* WORK REQUIRED *
Where does the string "with" appear? Copy every line of the entries below that holds it.

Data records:
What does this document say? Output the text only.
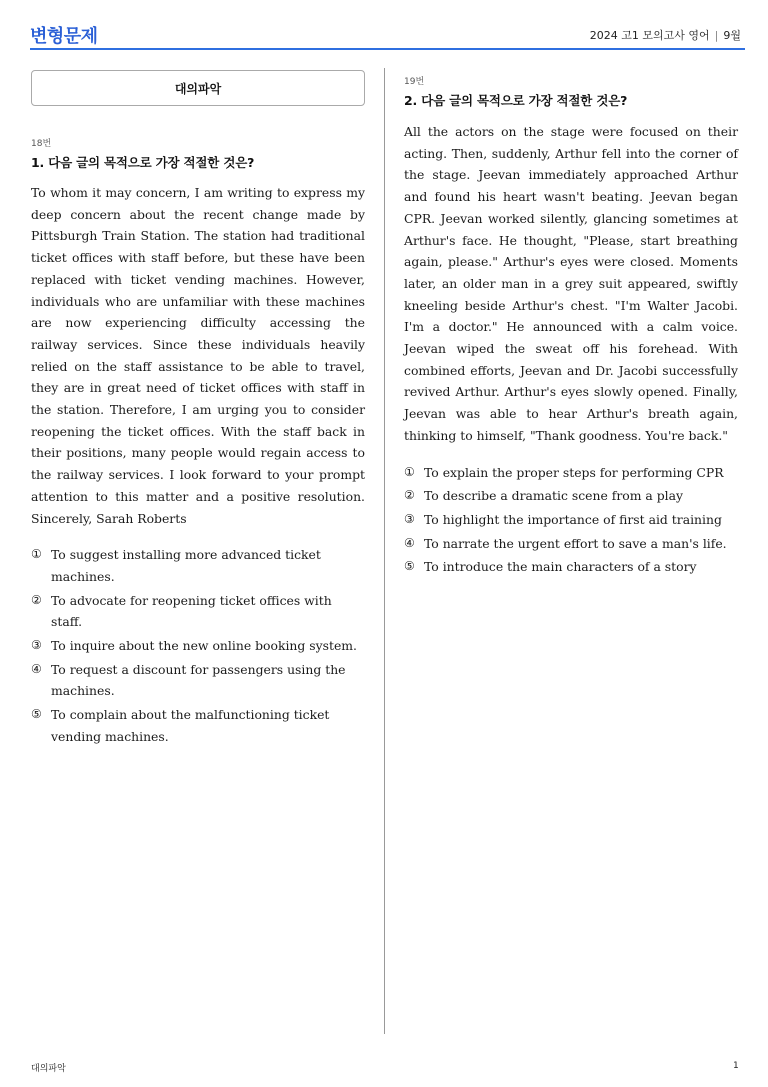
변형문제	2024 고1 모의고사 영어 | 9월
대의파악
18번
1. 다음 글의 목적으로 가장 적절한 것은?
To whom it may concern, I am writing to express my deep concern about the recent change made by Pittsburgh Train Station. The station had traditional ticket offices with staff before, but these have been replaced with ticket vending machines. However, individuals who are unfamiliar with these machines are now experiencing difficulty accessing the railway services. Since these individuals heavily relied on the staff assistance to be able to travel, they are in great need of ticket offices with staff in the station. Therefore, I am urging you to consider reopening the ticket offices. With the staff back in their positions, many people would regain access to the railway services. I look forward to your prompt attention to this matter and a positive resolution. Sincerely, Sarah Roberts
① To suggest installing more advanced ticket machines.
② To advocate for reopening ticket offices with staff.
③ To inquire about the new online booking system.
④ To request a discount for passengers using the machines.
⑤ To complain about the malfunctioning ticket vending machines.
19번
2. 다음 글의 목적으로 가장 적절한 것은?
All the actors on the stage were focused on their acting. Then, suddenly, Arthur fell into the corner of the stage. Jeevan immediately approached Arthur and found his heart wasn't beating. Jeevan began CPR. Jeevan worked silently, glancing sometimes at Arthur's face. He thought, "Please, start breathing again, please." Arthur's eyes were closed. Moments later, an older man in a grey suit appeared, swiftly kneeling beside Arthur's chest. "I'm Walter Jacobi. I'm a doctor." He announced with a calm voice. Jeevan wiped the sweat off his forehead. With combined efforts, Jeevan and Dr. Jacobi successfully revived Arthur. Arthur's eyes slowly opened. Finally, Jeevan was able to hear Arthur's breath again, thinking to himself, "Thank goodness. You're back."
① To explain the proper steps for performing CPR
② To describe a dramatic scene from a play
③ To highlight the importance of first aid training
④ To narrate the urgent effort to save a man's life.
⑤ To introduce the main characters of a story
대의파악	1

* EXERCISE RESULT *
To whom it may concern, I am writing to express my deep concern about the recent change made by Pittsburgh Train Station. The station had traditional ticket offices with staff before, but these have been replaced with ticket vending machines. However, individuals who are unfamiliar with these machines are now experiencing difficulty accessing the railway services. Since these individuals heavily relied on the staff assistance to be able to travel, they are in great need of ticket offices with staff in the station. Therefore, I am urging you to consider reopening the ticket offices. With the staff back in their positions, many people would regain access to the railway services. I look forward to your prompt attention to this matter and a positive resolution. Sincerely, Sarah Roberts
② To advocate for reopening ticket offices with staff.
All the actors on the stage were focused on their acting. Then, suddenly, Arthur fell into the corner of the stage. Jeevan immediately approached Arthur and found his heart wasn't beating. Jeevan began CPR. Jeevan worked silently, glancing sometimes at Arthur's face. He thought, "Please, start breathing again, please." Arthur's eyes were closed. Moments later, an older man in a grey suit appeared, swiftly kneeling beside Arthur's chest. "I'm Walter Jacobi. I'm a doctor." He announced with a calm voice. Jeevan wiped the sweat off his forehead. With combined efforts, Jeevan and Dr. Jacobi successfully revived Arthur. Arthur's eyes slowly opened. Finally, Jeevan was able to hear Arthur's breath again, thinking to himself, "Thank goodness. You're back."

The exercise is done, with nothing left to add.